__TESTO DA ANALIZZARE__
------
Si sente dire e si legge spesso di enogastronomia come valore culturale e identitario per i nostri territori, in particolar modo per quelli dotato di una secolare e peculiare tradizione di pietanze storicamente e antropologicamente referenziali: ottima cosa, salvo che non di rado il tutto si risolve in una banalizzazione commerciale – pur a volte in buona fede, certamente – legata al mangiare e bere certe cose perché turisticamente attraenti, che dimentica completamente o quasi l’aspetto culturale dietro il cibo e la relazione che lo lega al territorio nel quale viene prodotto e mangiato. Sia chiaro: sempre meglio gustarsi una polenta (a patto che sia autentica) in una confusa e ordinaria sagra paesana che del cibo industriale in un fast food, ma certamente un maggior approfondimento riguardo la cultura enogastronomica locale, sia dal punto di vista storico che da quello contemporaneo, non farebbe male alla salvaguardia di quei cibi così peculiari – tanto più se sono pure gustosi, ovviamente!

Insomma, è questa una piccola riflessione personale per presentarvi l’evento valtellinese di domani a Montagna in Valtellina, la cui locandina vedete lì sopra, che sicuramente va nel senso da me accennato e nel quale si disquisirà di cultura gastronomica in modi affatto superficiali e finalmente approfonditi. Perché è assolutamente vero che per certi territori peculiari, quelli montani ad esempio, mangiare i cibi locali significa per molti versi nutrirsi di quelle montagne, il che è un modo ulteriore per alimentarsi – materialmente e immaterialmente – della loro cultura e della bellezza del loro paesaggio. Qualcosa che non può che farci del gran bene, dunque.

Se siete in zona e potete, partecipate. Sono certo che si rivelerà una serata estremamente interessante.

Formaggio fa rima con paesaggio

[Formaggi della Val di Fassa, Trentino. Immagine tratta da qui.]
Sapete che a mangiare del buon formaggio di montagna non solo fate parecchio felice la vostra pancia ma contribuite a salvaguardare il prezioso valore culturale dei territori alpini e dei loro meravigliosi paesaggi – un patrimonio ovvero un bene comune di tutti noi e che chiunque ha la responsabilità di salvaguardare?
------
Dati per l'analisi dell'impaginazione dei documenti
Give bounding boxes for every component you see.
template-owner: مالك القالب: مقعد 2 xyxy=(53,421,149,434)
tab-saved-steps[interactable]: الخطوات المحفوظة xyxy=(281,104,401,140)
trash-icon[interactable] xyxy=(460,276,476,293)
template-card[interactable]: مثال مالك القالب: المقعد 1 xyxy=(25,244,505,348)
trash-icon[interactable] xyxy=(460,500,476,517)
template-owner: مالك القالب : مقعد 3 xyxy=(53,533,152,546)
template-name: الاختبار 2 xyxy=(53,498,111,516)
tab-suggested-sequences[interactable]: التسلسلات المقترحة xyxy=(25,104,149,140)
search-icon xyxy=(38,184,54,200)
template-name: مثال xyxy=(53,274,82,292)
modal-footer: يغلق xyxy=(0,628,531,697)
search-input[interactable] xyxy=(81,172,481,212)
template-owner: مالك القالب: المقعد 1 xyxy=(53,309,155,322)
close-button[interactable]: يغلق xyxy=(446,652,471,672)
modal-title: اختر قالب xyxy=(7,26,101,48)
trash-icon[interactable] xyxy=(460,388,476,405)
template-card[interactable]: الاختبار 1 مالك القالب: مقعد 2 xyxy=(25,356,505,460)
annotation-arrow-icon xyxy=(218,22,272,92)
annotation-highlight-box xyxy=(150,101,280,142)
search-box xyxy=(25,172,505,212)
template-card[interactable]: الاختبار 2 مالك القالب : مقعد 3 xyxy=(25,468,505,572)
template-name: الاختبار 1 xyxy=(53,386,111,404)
------
__CONSEGNA__
Elenca tutti i nomi propri di luogo che compaiono nel testo sull'enogastronomia. Per rispondere basta il solo testo.

__RISPOSTA__
Montagna in Valtellina, Val di Fassa, Trentino.